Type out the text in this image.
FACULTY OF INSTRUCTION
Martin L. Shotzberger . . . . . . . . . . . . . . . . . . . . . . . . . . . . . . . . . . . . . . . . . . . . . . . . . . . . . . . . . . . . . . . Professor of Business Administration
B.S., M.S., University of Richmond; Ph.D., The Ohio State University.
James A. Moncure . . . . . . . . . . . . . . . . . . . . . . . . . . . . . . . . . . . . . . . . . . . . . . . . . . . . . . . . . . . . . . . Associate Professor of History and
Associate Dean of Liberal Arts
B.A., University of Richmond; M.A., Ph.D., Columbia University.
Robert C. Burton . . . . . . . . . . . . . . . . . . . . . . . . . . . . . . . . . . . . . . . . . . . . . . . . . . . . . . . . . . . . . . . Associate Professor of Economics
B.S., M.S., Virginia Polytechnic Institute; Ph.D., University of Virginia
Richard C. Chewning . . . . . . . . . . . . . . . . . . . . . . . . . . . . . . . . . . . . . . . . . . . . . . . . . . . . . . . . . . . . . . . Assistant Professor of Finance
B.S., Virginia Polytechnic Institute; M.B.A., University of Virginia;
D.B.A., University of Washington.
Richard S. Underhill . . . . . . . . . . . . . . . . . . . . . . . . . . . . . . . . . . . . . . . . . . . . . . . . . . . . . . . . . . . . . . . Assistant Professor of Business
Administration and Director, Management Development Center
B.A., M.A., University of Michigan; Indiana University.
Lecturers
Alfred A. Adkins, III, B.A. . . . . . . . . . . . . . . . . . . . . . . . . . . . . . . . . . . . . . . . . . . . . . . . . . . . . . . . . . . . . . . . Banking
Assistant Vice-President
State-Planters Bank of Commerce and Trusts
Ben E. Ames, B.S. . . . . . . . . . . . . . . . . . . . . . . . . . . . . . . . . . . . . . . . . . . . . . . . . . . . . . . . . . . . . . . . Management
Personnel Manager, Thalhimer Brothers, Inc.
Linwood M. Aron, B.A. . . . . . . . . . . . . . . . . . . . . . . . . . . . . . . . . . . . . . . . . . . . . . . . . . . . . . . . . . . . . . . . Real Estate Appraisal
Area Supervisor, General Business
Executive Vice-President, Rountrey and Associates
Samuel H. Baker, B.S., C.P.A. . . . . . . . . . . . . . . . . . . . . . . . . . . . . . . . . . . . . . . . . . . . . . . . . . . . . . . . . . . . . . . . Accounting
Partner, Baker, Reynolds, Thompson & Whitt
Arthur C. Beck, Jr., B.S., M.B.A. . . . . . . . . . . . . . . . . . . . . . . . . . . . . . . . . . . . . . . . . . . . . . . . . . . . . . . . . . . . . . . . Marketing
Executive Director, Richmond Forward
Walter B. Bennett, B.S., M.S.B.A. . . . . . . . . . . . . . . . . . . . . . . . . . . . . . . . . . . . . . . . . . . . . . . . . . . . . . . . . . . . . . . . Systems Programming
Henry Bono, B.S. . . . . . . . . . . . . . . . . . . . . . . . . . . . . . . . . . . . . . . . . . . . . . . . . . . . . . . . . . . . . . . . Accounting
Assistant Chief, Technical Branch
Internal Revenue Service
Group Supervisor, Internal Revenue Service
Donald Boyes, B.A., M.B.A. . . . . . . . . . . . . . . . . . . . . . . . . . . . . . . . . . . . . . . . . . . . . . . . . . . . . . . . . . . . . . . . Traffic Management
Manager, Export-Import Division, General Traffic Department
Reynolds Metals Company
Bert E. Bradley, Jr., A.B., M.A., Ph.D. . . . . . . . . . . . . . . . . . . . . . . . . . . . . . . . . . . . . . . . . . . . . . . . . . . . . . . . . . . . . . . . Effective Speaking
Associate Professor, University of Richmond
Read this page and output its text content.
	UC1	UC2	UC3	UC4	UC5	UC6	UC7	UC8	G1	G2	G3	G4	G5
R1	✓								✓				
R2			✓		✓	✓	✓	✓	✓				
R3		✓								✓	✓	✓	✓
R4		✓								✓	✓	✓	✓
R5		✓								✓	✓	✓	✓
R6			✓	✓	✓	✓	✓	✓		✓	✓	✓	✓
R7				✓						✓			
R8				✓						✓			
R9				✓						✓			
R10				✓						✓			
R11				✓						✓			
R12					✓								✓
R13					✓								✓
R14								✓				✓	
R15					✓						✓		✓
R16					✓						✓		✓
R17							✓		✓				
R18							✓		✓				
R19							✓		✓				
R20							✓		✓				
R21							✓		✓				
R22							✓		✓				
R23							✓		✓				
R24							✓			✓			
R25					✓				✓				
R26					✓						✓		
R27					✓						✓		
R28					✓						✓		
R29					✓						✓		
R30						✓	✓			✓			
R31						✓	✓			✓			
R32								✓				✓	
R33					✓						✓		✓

────────

Whenever "this" turns up in a line, pick that line out.

*EXERCISE SOLUTION:*
Type out the text in this image.
Read this page and output its text content.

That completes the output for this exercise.